Among the lines listed below, count those that include the string "icon", and state only the count.

[Start Stored rows]

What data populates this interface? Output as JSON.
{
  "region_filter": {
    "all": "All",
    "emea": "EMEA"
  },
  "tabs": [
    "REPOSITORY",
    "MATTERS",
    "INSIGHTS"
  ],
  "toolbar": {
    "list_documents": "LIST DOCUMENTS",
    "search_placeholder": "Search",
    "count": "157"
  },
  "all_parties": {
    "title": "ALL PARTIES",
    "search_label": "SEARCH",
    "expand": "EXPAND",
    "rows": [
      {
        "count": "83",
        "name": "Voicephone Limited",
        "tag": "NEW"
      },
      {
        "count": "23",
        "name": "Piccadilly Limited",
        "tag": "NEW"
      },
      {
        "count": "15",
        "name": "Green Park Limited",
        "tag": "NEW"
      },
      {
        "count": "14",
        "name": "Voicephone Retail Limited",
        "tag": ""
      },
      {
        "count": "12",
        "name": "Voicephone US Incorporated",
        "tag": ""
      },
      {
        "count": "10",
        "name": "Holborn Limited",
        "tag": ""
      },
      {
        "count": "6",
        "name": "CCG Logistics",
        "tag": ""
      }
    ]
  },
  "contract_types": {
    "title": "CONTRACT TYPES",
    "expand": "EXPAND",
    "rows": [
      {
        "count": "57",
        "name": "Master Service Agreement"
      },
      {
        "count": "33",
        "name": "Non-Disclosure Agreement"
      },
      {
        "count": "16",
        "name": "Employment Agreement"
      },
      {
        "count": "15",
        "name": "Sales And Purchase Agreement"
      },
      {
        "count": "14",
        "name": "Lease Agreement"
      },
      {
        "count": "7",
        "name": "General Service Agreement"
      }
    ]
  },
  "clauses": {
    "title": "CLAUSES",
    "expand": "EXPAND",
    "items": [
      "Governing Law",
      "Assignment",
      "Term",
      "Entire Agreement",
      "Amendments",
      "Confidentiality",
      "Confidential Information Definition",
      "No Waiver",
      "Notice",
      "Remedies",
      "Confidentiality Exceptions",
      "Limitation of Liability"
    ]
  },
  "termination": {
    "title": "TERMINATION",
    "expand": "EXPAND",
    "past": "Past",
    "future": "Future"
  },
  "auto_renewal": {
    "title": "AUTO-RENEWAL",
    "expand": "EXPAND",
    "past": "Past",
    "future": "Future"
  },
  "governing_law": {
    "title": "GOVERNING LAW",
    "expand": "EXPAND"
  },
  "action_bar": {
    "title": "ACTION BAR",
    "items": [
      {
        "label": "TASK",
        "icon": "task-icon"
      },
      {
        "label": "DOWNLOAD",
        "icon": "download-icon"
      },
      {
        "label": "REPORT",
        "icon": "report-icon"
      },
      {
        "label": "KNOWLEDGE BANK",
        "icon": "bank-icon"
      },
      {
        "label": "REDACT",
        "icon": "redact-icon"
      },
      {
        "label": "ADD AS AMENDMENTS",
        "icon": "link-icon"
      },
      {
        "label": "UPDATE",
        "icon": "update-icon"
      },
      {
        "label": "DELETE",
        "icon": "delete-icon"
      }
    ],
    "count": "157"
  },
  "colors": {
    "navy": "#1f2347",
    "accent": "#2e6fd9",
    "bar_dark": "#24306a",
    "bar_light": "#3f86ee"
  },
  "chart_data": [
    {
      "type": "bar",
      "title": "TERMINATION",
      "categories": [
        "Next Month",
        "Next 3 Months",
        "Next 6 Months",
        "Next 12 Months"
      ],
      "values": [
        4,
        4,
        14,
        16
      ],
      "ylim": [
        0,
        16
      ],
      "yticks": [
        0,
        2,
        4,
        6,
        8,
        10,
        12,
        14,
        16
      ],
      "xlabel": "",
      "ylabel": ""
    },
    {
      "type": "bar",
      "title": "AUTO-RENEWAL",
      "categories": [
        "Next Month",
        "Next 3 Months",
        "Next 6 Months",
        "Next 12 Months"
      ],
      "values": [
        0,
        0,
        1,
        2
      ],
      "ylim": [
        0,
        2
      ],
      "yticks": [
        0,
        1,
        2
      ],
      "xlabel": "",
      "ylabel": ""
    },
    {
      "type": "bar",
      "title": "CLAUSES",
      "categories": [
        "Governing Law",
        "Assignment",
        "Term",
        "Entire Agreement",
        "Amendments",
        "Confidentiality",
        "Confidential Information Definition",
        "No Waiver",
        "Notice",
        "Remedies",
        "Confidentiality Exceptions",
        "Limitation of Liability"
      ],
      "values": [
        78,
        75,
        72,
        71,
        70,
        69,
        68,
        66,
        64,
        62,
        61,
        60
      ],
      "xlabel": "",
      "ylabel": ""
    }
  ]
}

[End Stored rows]

### Exercise result
8